- _Problem to work on_:
Output every entry exactly as written, but omit the pictures.

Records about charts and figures
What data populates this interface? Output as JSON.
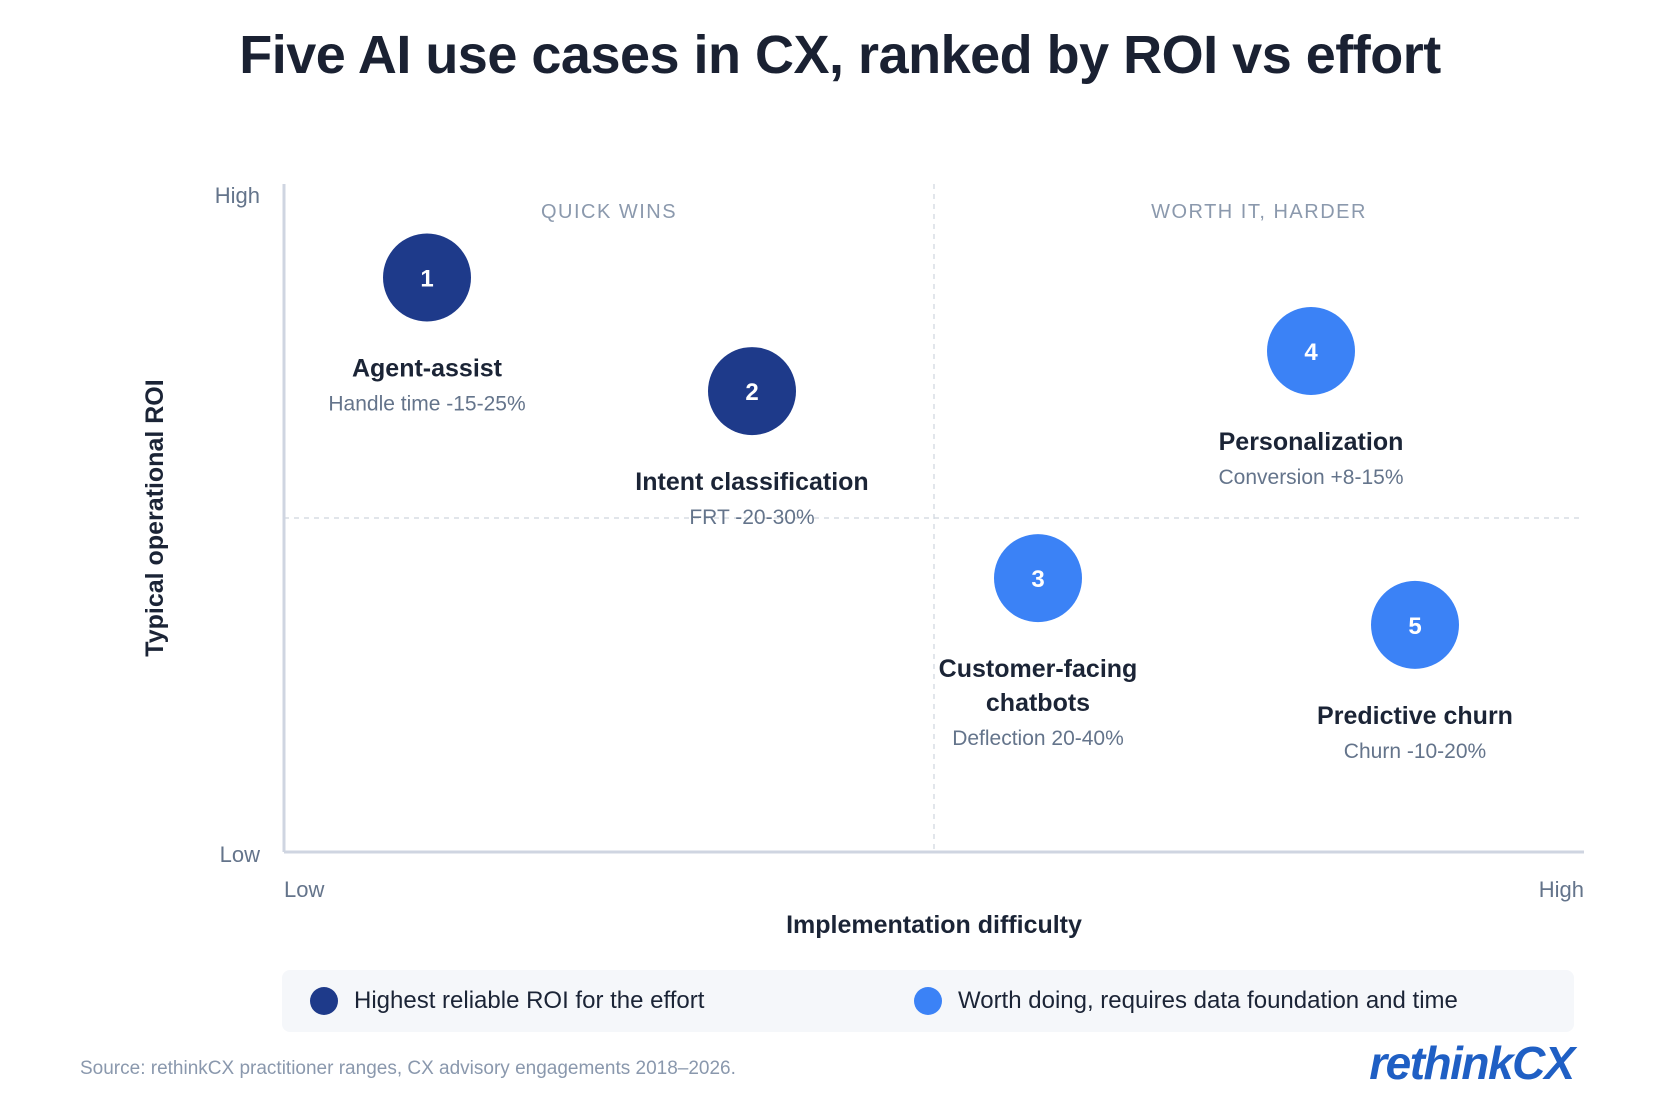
{
  "title": "Five AI use cases in CX, ranked by ROI vs effort",
  "chart_data": {
    "type": "scatter",
    "xlabel": "Implementation difficulty",
    "ylabel": "Typical operational ROI",
    "x_ticks": {
      "low": "Low",
      "high": "High"
    },
    "y_ticks": {
      "low": "Low",
      "high": "High"
    },
    "xlim": [
      0,
      10
    ],
    "ylim": [
      0,
      10
    ],
    "grid": false,
    "quadrant_labels": {
      "top_left": "QUICK WINS",
      "top_right": "WORTH IT, HARDER"
    },
    "points": [
      {
        "number": "1",
        "name": "Agent-assist",
        "metric": "Handle time -15-25%",
        "x": 1.1,
        "y": 8.6,
        "group": 0
      },
      {
        "number": "2",
        "name": "Intent classification",
        "metric": "FRT -20-30%",
        "x": 3.6,
        "y": 6.9,
        "group": 0
      },
      {
        "number": "3",
        "name": [
          "Customer-facing",
          "chatbots"
        ],
        "metric": "Deflection 20-40%",
        "x": 5.8,
        "y": 4.1,
        "group": 1
      },
      {
        "number": "4",
        "name": "Personalization",
        "metric": "Conversion +8-15%",
        "x": 7.9,
        "y": 7.5,
        "group": 1
      },
      {
        "number": "5",
        "name": "Predictive churn",
        "metric": "Churn -10-20%",
        "x": 8.7,
        "y": 3.4,
        "group": 1
      }
    ],
    "legend": [
      {
        "label": "Highest reliable ROI for the effort",
        "color": "#1e3a8a"
      },
      {
        "label": "Worth doing, requires data foundation and time",
        "color": "#3b82f6"
      }
    ]
  },
  "source": "Source: rethinkCX practitioner ranges, CX advisory engagements 2018–2026.",
  "brand": {
    "part1": "rethink",
    "part2": "CX"
  }
}
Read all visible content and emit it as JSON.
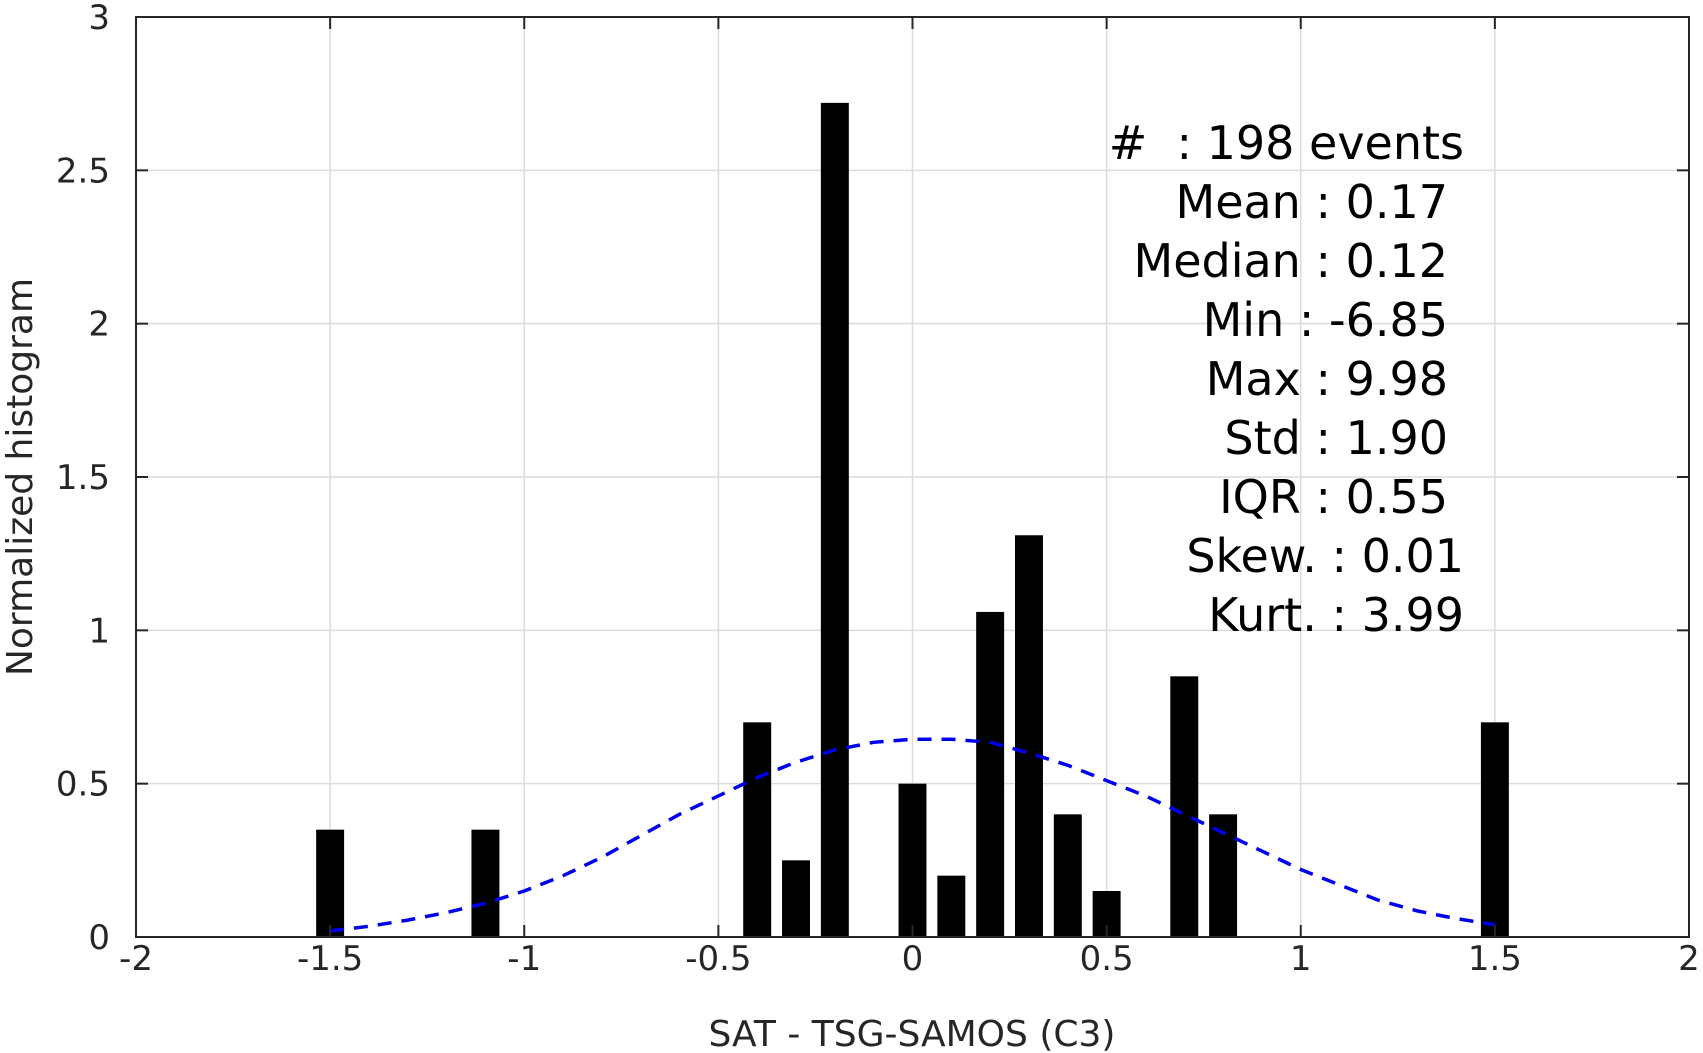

- _The reply_:
What data populates this interface? Output as JSON.
{
  "title": "Five AI use cases in CX, ranked by ROI vs effort",
  "chart_data": {
    "type": "scatter",
    "xlabel": "Implementation difficulty",
    "ylabel": "Typical operational ROI",
    "x_ticks": {
      "low": "Low",
      "high": "High"
    },
    "y_ticks": {
      "low": "Low",
      "high": "High"
    },
    "xlim": [
      0,
      10
    ],
    "ylim": [
      0,
      10
    ],
    "grid": false,
    "quadrant_labels": {
      "top_left": "QUICK WINS",
      "top_right": "WORTH IT, HARDER"
    },
    "points": [
      {
        "number": "1",
        "name": "Agent-assist",
        "metric": "Handle time -15-25%",
        "x": 1.1,
        "y": 8.6,
        "group": 0
      },
      {
        "number": "2",
        "name": "Intent classification",
        "metric": "FRT -20-30%",
        "x": 3.6,
        "y": 6.9,
        "group": 0
      },
      {
        "number": "3",
        "name": [
          "Customer-facing",
          "chatbots"
        ],
        "metric": "Deflection 20-40%",
        "x": 5.8,
        "y": 4.1,
        "group": 1
      },
      {
        "number": "4",
        "name": "Personalization",
        "metric": "Conversion +8-15%",
        "x": 7.9,
        "y": 7.5,
        "group": 1
      },
      {
        "number": "5",
        "name": "Predictive churn",
        "metric": "Churn -10-20%",
        "x": 8.7,
        "y": 3.4,
        "group": 1
      }
    ],
    "legend": [
      {
        "label": "Highest reliable ROI for the effort",
        "color": "#1e3a8a"
      },
      {
        "label": "Worth doing, requires data foundation and time",
        "color": "#3b82f6"
      }
    ]
  },
  "source": "Source: rethinkCX practitioner ranges, CX advisory engagements 2018–2026.",
  "brand": {
    "part1": "rethink",
    "part2": "CX"
  }
}
Read all visible content and emit it as JSON.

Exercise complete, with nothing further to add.